§ **EXCERPTED DATA**
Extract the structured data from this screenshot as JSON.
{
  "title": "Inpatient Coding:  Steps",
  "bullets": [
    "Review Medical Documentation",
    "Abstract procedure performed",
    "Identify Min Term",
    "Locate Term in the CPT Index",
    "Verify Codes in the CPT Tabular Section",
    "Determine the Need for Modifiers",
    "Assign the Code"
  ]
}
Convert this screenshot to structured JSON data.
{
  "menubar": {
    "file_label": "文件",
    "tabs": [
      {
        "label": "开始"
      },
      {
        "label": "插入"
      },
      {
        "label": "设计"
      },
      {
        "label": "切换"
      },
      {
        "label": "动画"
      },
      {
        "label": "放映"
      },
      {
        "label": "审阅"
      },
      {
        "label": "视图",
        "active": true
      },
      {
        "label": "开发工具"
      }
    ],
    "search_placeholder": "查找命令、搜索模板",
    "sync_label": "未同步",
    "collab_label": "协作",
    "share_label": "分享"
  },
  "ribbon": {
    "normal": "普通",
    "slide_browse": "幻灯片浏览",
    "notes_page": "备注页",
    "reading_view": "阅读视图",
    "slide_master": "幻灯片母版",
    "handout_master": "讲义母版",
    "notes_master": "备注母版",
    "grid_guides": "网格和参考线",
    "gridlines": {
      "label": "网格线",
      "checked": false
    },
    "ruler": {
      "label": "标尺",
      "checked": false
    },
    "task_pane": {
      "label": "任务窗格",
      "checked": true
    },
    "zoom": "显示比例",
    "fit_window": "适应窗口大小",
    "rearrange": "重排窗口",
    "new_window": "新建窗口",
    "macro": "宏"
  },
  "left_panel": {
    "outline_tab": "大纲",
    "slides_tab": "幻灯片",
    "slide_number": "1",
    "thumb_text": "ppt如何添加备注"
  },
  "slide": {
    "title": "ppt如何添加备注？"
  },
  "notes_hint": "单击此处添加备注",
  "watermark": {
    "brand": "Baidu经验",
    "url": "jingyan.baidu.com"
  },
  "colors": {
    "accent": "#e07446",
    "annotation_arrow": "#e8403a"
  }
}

§ **WHAT IS ASKED**
Pick out each line in the material containing "this".

§ **ANSWER TO THE EXERCISE**
Extract the structured data from this screenshot as JSON.
Convert this screenshot to structured JSON data.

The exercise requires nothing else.